--- start RECORD SET ---
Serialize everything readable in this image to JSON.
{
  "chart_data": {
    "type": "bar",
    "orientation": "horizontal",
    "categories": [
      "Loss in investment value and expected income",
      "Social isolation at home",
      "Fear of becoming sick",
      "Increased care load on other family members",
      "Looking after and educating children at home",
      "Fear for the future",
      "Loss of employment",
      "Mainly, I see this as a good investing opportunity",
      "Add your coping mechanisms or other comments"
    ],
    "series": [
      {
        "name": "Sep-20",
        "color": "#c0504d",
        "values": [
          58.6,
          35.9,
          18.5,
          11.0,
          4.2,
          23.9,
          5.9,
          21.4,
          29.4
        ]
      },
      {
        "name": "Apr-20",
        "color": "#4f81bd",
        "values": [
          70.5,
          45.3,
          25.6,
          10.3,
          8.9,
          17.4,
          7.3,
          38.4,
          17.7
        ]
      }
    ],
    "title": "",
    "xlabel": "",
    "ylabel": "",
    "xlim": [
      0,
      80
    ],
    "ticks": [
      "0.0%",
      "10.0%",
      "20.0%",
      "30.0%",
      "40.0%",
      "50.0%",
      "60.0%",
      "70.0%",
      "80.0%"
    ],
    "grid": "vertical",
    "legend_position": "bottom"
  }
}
--- end RECORD SET ---
### GOAL
Scan the records above for the string "Loss", then report every line that contains it.

### RESPONSE BELOW
      "Loss in investment value and expected income",
      "Loss of employment",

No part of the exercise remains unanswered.